*Problem to solve*. In full and without alteration, repeat the material.
□ □ □
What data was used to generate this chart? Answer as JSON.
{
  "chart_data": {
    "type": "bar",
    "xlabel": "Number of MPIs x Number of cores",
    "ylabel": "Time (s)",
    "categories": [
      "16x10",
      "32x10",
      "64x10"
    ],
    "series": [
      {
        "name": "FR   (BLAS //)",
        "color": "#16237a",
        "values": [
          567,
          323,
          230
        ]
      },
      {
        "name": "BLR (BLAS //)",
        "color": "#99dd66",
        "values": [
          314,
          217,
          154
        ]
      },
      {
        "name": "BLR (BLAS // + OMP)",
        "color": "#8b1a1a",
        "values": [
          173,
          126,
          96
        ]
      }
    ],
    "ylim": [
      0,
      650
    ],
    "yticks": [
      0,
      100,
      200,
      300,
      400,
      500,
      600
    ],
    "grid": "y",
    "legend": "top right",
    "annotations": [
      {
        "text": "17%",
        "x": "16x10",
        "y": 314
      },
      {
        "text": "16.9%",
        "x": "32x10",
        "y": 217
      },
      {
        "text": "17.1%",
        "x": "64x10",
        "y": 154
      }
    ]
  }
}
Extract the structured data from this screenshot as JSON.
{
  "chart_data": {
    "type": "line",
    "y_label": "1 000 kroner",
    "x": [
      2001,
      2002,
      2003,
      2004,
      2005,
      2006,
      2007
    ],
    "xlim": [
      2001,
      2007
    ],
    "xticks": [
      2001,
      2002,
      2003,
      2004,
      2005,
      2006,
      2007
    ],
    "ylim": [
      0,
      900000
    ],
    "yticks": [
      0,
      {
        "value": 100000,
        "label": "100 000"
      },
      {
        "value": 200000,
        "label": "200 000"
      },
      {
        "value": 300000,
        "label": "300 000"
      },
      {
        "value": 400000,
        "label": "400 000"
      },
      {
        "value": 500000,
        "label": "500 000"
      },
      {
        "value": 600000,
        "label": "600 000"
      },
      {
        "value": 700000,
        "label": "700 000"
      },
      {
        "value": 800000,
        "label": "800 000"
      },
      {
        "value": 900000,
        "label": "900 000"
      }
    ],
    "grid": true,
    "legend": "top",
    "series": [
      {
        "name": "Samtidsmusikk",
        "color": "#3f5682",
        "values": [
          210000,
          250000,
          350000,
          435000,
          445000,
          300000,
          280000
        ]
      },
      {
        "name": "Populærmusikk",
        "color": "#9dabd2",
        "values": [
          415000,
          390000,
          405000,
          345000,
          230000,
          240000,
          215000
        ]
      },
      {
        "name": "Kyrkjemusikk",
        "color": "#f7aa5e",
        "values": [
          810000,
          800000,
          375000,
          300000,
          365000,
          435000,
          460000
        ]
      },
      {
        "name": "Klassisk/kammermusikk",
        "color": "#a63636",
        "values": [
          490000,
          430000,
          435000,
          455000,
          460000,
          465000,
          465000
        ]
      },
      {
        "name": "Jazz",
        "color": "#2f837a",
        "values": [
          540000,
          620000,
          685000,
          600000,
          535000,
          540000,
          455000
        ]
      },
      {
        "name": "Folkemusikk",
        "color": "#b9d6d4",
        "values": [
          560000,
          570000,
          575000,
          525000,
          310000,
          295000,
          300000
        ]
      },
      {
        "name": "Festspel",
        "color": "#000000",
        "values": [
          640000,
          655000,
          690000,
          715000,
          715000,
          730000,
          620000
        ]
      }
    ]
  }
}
□ □ □
*Full solution*.
What data was used to generate this chart? Answer as JSON.
{
  "chart_data": {
    "type": "bar",
    "xlabel": "Number of MPIs x Number of cores",
    "ylabel": "Time (s)",
    "categories": [
      "16x10",
      "32x10",
      "64x10"
    ],
    "series": [
      {
        "name": "FR   (BLAS //)",
        "color": "#16237a",
        "values": [
          567,
          323,
          230
        ]
      },
      {
        "name": "BLR (BLAS //)",
        "color": "#99dd66",
        "values": [
          314,
          217,
          154
        ]
      },
      {
        "name": "BLR (BLAS // + OMP)",
        "color": "#8b1a1a",
        "values": [
          173,
          126,
          96
        ]
      }
    ],
    "ylim": [
      0,
      650
    ],
    "yticks": [
      0,
      100,
      200,
      300,
      400,
      500,
      600
    ],
    "grid": "y",
    "legend": "top right",
    "annotations": [
      {
        "text": "17%",
        "x": "16x10",
        "y": 314
      },
      {
        "text": "16.9%",
        "x": "32x10",
        "y": 217
      },
      {
        "text": "17.1%",
        "x": "64x10",
        "y": 154
      }
    ]
  }
}
Extract the structured data from this screenshot as JSON.
{
  "chart_data": {
    "type": "line",
    "y_label": "1 000 kroner",
    "x": [
      2001,
      2002,
      2003,
      2004,
      2005,
      2006,
      2007
    ],
    "xlim": [
      2001,
      2007
    ],
    "xticks": [
      2001,
      2002,
      2003,
      2004,
      2005,
      2006,
      2007
    ],
    "ylim": [
      0,
      900000
    ],
    "yticks": [
      0,
      {
        "value": 100000,
        "label": "100 000"
      },
      {
        "value": 200000,
        "label": "200 000"
      },
      {
        "value": 300000,
        "label": "300 000"
      },
      {
        "value": 400000,
        "label": "400 000"
      },
      {
        "value": 500000,
        "label": "500 000"
      },
      {
        "value": 600000,
        "label": "600 000"
      },
      {
        "value": 700000,
        "label": "700 000"
      },
      {
        "value": 800000,
        "label": "800 000"
      },
      {
        "value": 900000,
        "label": "900 000"
      }
    ],
    "grid": true,
    "legend": "top",
    "series": [
      {
        "name": "Samtidsmusikk",
        "color": "#3f5682",
        "values": [
          210000,
          250000,
          350000,
          435000,
          445000,
          300000,
          280000
        ]
      },
      {
        "name": "Populærmusikk",
        "color": "#9dabd2",
        "values": [
          415000,
          390000,
          405000,
          345000,
          230000,
          240000,
          215000
        ]
      },
      {
        "name": "Kyrkjemusikk",
        "color": "#f7aa5e",
        "values": [
          810000,
          800000,
          375000,
          300000,
          365000,
          435000,
          460000
        ]
      },
      {
        "name": "Klassisk/kammermusikk",
        "color": "#a63636",
        "values": [
          490000,
          430000,
          435000,
          455000,
          460000,
          465000,
          465000
        ]
      },
      {
        "name": "Jazz",
        "color": "#2f837a",
        "values": [
          540000,
          620000,
          685000,
          600000,
          535000,
          540000,
          455000
        ]
      },
      {
        "name": "Folkemusikk",
        "color": "#b9d6d4",
        "values": [
          560000,
          570000,
          575000,
          525000,
          310000,
          295000,
          300000
        ]
      },
      {
        "name": "Festspel",
        "color": "#000000",
        "values": [
          640000,
          655000,
          690000,
          715000,
          715000,
          730000,
          620000
        ]
      }
    ]
  }
}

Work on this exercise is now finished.